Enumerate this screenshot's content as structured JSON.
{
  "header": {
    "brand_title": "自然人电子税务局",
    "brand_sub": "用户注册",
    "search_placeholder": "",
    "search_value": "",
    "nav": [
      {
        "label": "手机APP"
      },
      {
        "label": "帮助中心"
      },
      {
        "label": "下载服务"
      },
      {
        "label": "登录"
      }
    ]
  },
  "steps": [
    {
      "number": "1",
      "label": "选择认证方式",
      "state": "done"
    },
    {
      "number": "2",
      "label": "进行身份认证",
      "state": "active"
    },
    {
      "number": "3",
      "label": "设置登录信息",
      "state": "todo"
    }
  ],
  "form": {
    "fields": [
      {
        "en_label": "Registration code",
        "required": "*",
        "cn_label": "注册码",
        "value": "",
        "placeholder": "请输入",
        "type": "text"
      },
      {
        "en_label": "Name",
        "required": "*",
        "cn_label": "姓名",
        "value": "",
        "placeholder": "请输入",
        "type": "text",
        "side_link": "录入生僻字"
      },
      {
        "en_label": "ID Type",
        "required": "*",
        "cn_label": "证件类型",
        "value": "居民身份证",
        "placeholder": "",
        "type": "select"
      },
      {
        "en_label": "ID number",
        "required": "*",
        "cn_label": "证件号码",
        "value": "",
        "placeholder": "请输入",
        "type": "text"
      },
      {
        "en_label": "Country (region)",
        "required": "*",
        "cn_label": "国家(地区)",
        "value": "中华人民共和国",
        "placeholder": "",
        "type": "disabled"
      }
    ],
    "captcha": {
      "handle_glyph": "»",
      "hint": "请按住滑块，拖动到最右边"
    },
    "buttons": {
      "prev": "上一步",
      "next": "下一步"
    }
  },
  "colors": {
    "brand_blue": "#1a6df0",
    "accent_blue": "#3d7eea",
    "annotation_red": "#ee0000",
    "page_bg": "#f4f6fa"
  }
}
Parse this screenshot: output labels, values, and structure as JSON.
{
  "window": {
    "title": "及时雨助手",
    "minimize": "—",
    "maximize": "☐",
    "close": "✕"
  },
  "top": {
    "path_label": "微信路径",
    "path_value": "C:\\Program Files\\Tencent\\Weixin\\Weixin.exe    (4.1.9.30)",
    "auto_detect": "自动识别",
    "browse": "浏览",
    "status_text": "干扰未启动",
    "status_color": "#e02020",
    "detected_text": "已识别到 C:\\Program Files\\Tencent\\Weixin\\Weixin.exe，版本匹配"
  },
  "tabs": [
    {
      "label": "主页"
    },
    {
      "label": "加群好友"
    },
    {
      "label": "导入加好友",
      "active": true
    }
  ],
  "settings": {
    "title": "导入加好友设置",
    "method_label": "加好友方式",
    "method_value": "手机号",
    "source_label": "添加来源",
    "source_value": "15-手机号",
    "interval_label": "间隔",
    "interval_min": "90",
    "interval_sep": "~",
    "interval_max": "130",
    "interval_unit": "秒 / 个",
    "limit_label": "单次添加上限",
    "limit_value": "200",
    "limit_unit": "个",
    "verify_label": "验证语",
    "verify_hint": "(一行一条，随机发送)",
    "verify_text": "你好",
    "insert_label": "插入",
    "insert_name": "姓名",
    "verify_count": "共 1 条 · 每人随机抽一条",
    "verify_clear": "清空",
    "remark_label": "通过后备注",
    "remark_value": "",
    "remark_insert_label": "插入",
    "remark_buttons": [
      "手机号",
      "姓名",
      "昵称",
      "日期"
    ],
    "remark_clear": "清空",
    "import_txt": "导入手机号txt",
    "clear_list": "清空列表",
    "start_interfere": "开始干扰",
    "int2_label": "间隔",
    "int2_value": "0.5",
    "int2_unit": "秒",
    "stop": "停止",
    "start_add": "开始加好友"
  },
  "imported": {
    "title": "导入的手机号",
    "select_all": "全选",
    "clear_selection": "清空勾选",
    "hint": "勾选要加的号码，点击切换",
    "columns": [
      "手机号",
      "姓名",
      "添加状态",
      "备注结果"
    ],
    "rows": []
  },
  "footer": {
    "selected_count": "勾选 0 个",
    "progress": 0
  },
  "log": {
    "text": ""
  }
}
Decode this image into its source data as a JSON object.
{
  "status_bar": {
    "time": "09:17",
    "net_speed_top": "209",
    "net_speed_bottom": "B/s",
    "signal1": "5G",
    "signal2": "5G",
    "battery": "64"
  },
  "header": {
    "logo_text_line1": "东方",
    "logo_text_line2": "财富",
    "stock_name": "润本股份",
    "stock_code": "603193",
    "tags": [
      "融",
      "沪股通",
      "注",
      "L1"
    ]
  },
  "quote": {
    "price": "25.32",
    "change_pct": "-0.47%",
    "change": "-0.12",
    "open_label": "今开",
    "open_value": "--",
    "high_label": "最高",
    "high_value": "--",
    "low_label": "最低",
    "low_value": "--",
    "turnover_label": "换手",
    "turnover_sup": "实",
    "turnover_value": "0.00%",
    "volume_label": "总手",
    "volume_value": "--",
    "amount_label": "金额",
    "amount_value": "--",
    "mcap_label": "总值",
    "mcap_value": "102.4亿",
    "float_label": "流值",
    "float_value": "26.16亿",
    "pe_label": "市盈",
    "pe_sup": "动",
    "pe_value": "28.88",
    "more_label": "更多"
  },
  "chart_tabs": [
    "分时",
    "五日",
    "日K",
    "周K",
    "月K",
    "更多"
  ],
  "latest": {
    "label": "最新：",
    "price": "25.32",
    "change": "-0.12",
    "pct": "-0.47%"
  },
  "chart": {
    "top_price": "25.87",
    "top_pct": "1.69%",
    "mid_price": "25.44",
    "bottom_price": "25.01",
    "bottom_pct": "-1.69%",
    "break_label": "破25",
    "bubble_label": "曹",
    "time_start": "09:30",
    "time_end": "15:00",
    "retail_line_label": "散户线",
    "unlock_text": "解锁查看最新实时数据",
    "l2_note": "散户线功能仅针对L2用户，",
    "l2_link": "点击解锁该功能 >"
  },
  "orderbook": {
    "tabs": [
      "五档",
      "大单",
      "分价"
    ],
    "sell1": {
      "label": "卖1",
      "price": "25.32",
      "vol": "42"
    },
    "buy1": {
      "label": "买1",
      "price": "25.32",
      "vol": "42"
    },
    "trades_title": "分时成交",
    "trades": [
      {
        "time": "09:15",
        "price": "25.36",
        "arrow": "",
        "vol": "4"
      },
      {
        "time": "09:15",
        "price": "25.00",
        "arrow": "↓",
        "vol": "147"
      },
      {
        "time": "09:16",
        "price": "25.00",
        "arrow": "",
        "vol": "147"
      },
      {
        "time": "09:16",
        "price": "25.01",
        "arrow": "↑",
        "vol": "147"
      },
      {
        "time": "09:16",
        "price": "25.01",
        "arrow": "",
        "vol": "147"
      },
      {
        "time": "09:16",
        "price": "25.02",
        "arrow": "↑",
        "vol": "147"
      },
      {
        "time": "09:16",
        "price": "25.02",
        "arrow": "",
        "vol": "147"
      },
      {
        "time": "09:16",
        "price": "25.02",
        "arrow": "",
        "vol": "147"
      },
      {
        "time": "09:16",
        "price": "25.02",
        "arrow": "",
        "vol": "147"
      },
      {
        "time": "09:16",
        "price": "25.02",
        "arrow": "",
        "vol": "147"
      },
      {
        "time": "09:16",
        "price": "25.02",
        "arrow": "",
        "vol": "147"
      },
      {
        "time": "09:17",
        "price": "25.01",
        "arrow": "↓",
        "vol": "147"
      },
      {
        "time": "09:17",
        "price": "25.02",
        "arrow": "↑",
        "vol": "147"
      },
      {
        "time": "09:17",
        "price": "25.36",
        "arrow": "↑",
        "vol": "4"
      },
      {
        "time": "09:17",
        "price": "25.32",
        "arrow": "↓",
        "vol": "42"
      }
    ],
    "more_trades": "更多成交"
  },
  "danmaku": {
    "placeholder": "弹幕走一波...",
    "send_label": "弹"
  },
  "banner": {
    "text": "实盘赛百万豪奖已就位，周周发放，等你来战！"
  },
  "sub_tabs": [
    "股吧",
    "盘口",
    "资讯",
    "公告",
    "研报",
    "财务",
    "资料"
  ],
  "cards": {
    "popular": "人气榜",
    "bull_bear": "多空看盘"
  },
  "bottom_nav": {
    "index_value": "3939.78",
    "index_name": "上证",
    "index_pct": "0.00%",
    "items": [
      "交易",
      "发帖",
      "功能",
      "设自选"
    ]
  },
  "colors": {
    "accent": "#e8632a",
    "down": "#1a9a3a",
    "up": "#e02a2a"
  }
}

__TASK OBJECTIVE__:
Answer with one number: how many lines in the listing hold "Tencent".

__WRITTEN SOLUTION__:
2